(DATA LISTING)
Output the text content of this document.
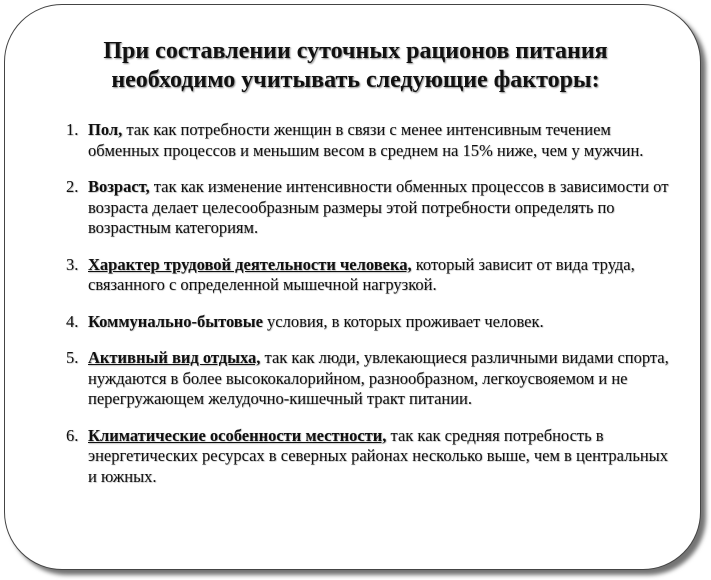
При составлении суточных рационов питания
необходимо учитывать следующие факторы:
1. Пол, так как потребности женщин в связи с менее интенсивным течением обменных процессов и меньшим весом в среднем на 15% ниже, чем у мужчин.
2. Возраст, так как изменение интенсивности обменных процессов в зависимости от возраста делает целесообразным размеры этой потребности определять по возрастным категориям.
3. Характер трудовой деятельности человека, который зависит от вида труда, связанного с определенной мышечной нагрузкой.
4. Коммунально-бытовые условия, в которых проживает человек.
5. Активный вид отдыха, так как люди, увлекающиеся различными видами спорта, нуждаются в более высококалорийном, разнообразном, легкоусвояемом и не перегружающем желудочно-кишечный тракт питании.
6. Климатические особенности местности, так как средняя потребность в энергетических ресурсах в северных районах несколько выше, чем в центральных и южных.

(WHAT YOU HAVE TO DO) Repeat the records above verbatim, with no pictures in the result.

(COMPLETED EXERCISE)
Output the text content of this document.
При составлении суточных рационов питания
необходимо учитывать следующие факторы:
1. Пол, так как потребности женщин в связи с менее интенсивным течением обменных процессов и меньшим весом в среднем на 15% ниже, чем у мужчин.
2. Возраст, так как изменение интенсивности обменных процессов в зависимости от возраста делает целесообразным размеры этой потребности определять по возрастным категориям.
3. Характер трудовой деятельности человека, который зависит от вида труда, связанного с определенной мышечной нагрузкой.
4. Коммунально-бытовые условия, в которых проживает человек.
5. Активный вид отдыха, так как люди, увлекающиеся различными видами спорта, нуждаются в более высококалорийном, разнообразном, легкоусвояемом и не перегружающем желудочно-кишечный тракт питании.
6. Климатические особенности местности, так как средняя потребность в энергетических ресурсах в северных районах несколько выше, чем в центральных и южных.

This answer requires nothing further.